TASK PROMPT =>
Reproduce all the entries exactly.

** start PROVIDED RECORDS **

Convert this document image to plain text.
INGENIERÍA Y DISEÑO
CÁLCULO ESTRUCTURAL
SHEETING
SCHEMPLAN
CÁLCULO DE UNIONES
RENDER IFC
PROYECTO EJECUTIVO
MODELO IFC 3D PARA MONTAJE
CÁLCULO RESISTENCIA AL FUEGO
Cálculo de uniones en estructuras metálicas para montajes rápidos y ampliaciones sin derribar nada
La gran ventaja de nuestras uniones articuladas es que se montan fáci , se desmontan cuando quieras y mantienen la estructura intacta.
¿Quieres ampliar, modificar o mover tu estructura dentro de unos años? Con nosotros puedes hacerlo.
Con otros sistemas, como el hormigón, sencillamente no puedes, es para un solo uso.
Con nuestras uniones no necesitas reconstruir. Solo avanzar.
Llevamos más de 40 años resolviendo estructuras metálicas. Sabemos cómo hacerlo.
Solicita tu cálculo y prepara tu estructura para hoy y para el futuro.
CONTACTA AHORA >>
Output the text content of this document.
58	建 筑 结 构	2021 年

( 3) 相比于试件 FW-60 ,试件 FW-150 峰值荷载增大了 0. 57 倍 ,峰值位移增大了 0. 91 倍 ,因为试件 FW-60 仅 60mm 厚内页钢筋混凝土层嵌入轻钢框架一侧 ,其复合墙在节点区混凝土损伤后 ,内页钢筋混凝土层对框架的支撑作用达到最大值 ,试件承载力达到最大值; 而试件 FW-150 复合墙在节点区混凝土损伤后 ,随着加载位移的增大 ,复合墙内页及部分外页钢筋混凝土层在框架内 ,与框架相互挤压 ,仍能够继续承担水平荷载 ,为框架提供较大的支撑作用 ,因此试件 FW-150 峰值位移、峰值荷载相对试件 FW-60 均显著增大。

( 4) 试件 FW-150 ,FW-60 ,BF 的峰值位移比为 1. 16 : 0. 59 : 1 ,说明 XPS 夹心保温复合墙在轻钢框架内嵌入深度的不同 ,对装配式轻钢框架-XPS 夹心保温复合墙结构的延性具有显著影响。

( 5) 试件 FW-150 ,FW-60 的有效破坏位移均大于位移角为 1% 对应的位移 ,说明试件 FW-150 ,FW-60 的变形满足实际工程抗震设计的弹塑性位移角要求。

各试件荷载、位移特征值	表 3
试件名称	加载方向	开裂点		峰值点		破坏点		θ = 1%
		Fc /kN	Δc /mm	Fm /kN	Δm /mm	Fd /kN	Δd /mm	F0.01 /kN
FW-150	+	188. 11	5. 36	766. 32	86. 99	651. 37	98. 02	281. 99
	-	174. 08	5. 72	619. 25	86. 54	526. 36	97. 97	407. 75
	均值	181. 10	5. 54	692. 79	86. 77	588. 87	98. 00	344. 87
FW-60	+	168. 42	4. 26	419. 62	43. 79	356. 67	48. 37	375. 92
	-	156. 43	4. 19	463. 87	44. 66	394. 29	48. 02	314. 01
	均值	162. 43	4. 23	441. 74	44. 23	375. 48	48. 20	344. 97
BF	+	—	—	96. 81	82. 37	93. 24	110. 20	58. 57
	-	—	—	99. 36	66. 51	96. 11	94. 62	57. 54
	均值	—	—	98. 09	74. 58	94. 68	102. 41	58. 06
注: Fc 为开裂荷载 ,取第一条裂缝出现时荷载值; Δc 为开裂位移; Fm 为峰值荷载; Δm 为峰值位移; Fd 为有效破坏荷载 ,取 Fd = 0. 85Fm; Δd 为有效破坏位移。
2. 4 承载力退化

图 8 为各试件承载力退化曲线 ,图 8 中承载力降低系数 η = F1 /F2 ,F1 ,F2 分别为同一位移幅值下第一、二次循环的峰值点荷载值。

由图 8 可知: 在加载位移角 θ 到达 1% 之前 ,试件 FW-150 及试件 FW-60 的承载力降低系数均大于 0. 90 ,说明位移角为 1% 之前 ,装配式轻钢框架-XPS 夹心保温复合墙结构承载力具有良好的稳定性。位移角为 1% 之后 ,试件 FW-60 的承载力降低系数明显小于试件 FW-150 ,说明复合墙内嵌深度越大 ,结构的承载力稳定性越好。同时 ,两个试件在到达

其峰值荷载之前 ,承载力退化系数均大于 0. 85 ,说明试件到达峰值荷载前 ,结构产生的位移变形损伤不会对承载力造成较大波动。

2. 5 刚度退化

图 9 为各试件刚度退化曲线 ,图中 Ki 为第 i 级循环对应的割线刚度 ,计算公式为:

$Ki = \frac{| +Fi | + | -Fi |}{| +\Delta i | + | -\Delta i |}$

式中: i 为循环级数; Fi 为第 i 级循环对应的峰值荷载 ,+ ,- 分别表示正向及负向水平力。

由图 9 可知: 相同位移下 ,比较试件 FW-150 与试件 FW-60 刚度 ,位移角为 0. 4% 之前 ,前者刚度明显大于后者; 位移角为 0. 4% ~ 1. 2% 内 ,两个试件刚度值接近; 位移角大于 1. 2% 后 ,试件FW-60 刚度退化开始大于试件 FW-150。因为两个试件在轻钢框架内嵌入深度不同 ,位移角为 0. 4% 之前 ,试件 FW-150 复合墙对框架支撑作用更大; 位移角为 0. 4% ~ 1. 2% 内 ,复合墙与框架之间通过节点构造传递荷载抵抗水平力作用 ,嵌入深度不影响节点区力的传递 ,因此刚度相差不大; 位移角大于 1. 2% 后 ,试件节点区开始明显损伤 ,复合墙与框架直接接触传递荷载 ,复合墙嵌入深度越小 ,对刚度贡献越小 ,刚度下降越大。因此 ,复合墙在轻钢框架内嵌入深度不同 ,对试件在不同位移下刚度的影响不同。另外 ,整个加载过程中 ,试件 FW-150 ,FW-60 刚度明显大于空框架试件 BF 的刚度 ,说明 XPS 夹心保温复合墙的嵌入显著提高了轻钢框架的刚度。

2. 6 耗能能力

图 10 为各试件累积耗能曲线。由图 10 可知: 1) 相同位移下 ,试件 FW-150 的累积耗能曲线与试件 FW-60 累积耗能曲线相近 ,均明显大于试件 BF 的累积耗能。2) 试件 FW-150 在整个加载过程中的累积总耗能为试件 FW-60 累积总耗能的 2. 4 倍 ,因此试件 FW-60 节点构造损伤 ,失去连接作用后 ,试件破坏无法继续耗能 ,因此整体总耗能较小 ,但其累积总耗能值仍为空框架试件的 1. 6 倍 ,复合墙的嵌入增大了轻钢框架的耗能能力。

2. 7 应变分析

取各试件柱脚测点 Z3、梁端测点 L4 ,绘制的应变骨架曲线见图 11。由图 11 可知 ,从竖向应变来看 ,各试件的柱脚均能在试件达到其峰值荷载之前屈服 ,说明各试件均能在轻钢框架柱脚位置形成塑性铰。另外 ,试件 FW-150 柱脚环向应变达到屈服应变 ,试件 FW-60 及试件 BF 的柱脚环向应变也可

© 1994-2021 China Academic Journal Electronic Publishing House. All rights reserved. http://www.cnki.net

** end PROVIDED RECORDS **

SOLUTION FOR THIS PROBLEM =>
Convert this document image to plain text.
INGENIERÍA Y DISEÑO
CÁLCULO ESTRUCTURAL
SHEETING
SCHEMPLAN
CÁLCULO DE UNIONES
RENDER IFC
PROYECTO EJECUTIVO
MODELO IFC 3D PARA MONTAJE
CÁLCULO RESISTENCIA AL FUEGO
Cálculo de uniones en estructuras metálicas para montajes rápidos y ampliaciones sin derribar nada
La gran ventaja de nuestras uniones articuladas es que se montan fáci , se desmontan cuando quieras y mantienen la estructura intacta.
¿Quieres ampliar, modificar o mover tu estructura dentro de unos años? Con nosotros puedes hacerlo.
Con otros sistemas, como el hormigón, sencillamente no puedes, es para un solo uso.
Con nuestras uniones no necesitas reconstruir. Solo avanzar.
Llevamos más de 40 años resolviendo estructuras metálicas. Sabemos cómo hacerlo.
Solicita tu cálculo y prepara tu estructura para hoy y para el futuro.
CONTACTA AHORA >>
Output the text content of this document.
58	建 筑 结 构	2021 年

( 3) 相比于试件 FW-60 ,试件 FW-150 峰值荷载增大了 0. 57 倍 ,峰值位移增大了 0. 91 倍 ,因为试件 FW-60 仅 60mm 厚内页钢筋混凝土层嵌入轻钢框架一侧 ,其复合墙在节点区混凝土损伤后 ,内页钢筋混凝土层对框架的支撑作用达到最大值 ,试件承载力达到最大值; 而试件 FW-150 复合墙在节点区混凝土损伤后 ,随着加载位移的增大 ,复合墙内页及部分外页钢筋混凝土层在框架内 ,与框架相互挤压 ,仍能够继续承担水平荷载 ,为框架提供较大的支撑作用 ,因此试件 FW-150 峰值位移、峰值荷载相对试件 FW-60 均显著增大。

( 4) 试件 FW-150 ,FW-60 ,BF 的峰值位移比为 1. 16 : 0. 59 : 1 ,说明 XPS 夹心保温复合墙在轻钢框架内嵌入深度的不同 ,对装配式轻钢框架-XPS 夹心保温复合墙结构的延性具有显著影响。

( 5) 试件 FW-150 ,FW-60 的有效破坏位移均大于位移角为 1% 对应的位移 ,说明试件 FW-150 ,FW-60 的变形满足实际工程抗震设计的弹塑性位移角要求。

各试件荷载、位移特征值	表 3
试件名称	加载方向	开裂点		峰值点		破坏点		θ = 1%
		Fc /kN	Δc /mm	Fm /kN	Δm /mm	Fd /kN	Δd /mm	F0.01 /kN
FW-150	+	188. 11	5. 36	766. 32	86. 99	651. 37	98. 02	281. 99
	-	174. 08	5. 72	619. 25	86. 54	526. 36	97. 97	407. 75
	均值	181. 10	5. 54	692. 79	86. 77	588. 87	98. 00	344. 87
FW-60	+	168. 42	4. 26	419. 62	43. 79	356. 67	48. 37	375. 92
	-	156. 43	4. 19	463. 87	44. 66	394. 29	48. 02	314. 01
	均值	162. 43	4. 23	441. 74	44. 23	375. 48	48. 20	344. 97
BF	+	—	—	96. 81	82. 37	93. 24	110. 20	58. 57
	-	—	—	99. 36	66. 51	96. 11	94. 62	57. 54
	均值	—	—	98. 09	74. 58	94. 68	102. 41	58. 06
注: Fc 为开裂荷载 ,取第一条裂缝出现时荷载值; Δc 为开裂位移; Fm 为峰值荷载; Δm 为峰值位移; Fd 为有效破坏荷载 ,取 Fd = 0. 85Fm; Δd 为有效破坏位移。
2. 4 承载力退化

图 8 为各试件承载力退化曲线 ,图 8 中承载力降低系数 η = F1 /F2 ,F1 ,F2 分别为同一位移幅值下第一、二次循环的峰值点荷载值。

由图 8 可知: 在加载位移角 θ 到达 1% 之前 ,试件 FW-150 及试件 FW-60 的承载力降低系数均大于 0. 90 ,说明位移角为 1% 之前 ,装配式轻钢框架-XPS 夹心保温复合墙结构承载力具有良好的稳定性。位移角为 1% 之后 ,试件 FW-60 的承载力降低系数明显小于试件 FW-150 ,说明复合墙内嵌深度越大 ,结构的承载力稳定性越好。同时 ,两个试件在到达

其峰值荷载之前 ,承载力退化系数均大于 0. 85 ,说明试件到达峰值荷载前 ,结构产生的位移变形损伤不会对承载力造成较大波动。

2. 5 刚度退化

图 9 为各试件刚度退化曲线 ,图中 Ki 为第 i 级循环对应的割线刚度 ,计算公式为:

$Ki = \frac{| +Fi | + | -Fi |}{| +\Delta i | + | -\Delta i |}$

式中: i 为循环级数; Fi 为第 i 级循环对应的峰值荷载 ,+ ,- 分别表示正向及负向水平力。

由图 9 可知: 相同位移下 ,比较试件 FW-150 与试件 FW-60 刚度 ,位移角为 0. 4% 之前 ,前者刚度明显大于后者; 位移角为 0. 4% ~ 1. 2% 内 ,两个试件刚度值接近; 位移角大于 1. 2% 后 ,试件FW-60 刚度退化开始大于试件 FW-150。因为两个试件在轻钢框架内嵌入深度不同 ,位移角为 0. 4% 之前 ,试件 FW-150 复合墙对框架支撑作用更大; 位移角为 0. 4% ~ 1. 2% 内 ,复合墙与框架之间通过节点构造传递荷载抵抗水平力作用 ,嵌入深度不影响节点区力的传递 ,因此刚度相差不大; 位移角大于 1. 2% 后 ,试件节点区开始明显损伤 ,复合墙与框架直接接触传递荷载 ,复合墙嵌入深度越小 ,对刚度贡献越小 ,刚度下降越大。因此 ,复合墙在轻钢框架内嵌入深度不同 ,对试件在不同位移下刚度的影响不同。另外 ,整个加载过程中 ,试件 FW-150 ,FW-60 刚度明显大于空框架试件 BF 的刚度 ,说明 XPS 夹心保温复合墙的嵌入显著提高了轻钢框架的刚度。

2. 6 耗能能力

图 10 为各试件累积耗能曲线。由图 10 可知: 1) 相同位移下 ,试件 FW-150 的累积耗能曲线与试件 FW-60 累积耗能曲线相近 ,均明显大于试件 BF 的累积耗能。2) 试件 FW-150 在整个加载过程中的累积总耗能为试件 FW-60 累积总耗能的 2. 4 倍 ,因此试件 FW-60 节点构造损伤 ,失去连接作用后 ,试件破坏无法继续耗能 ,因此整体总耗能较小 ,但其累积总耗能值仍为空框架试件的 1. 6 倍 ,复合墙的嵌入增大了轻钢框架的耗能能力。

2. 7 应变分析

取各试件柱脚测点 Z3、梁端测点 L4 ,绘制的应变骨架曲线见图 11。由图 11 可知 ,从竖向应变来看 ,各试件的柱脚均能在试件达到其峰值荷载之前屈服 ,说明各试件均能在轻钢框架柱脚位置形成塑性铰。另外 ,试件 FW-150 柱脚环向应变达到屈服应变 ,试件 FW-60 及试件 BF 的柱脚环向应变也可

© 1994-2021 China Academic Journal Electronic Publishing House. All rights reserved. http://www.cnki.net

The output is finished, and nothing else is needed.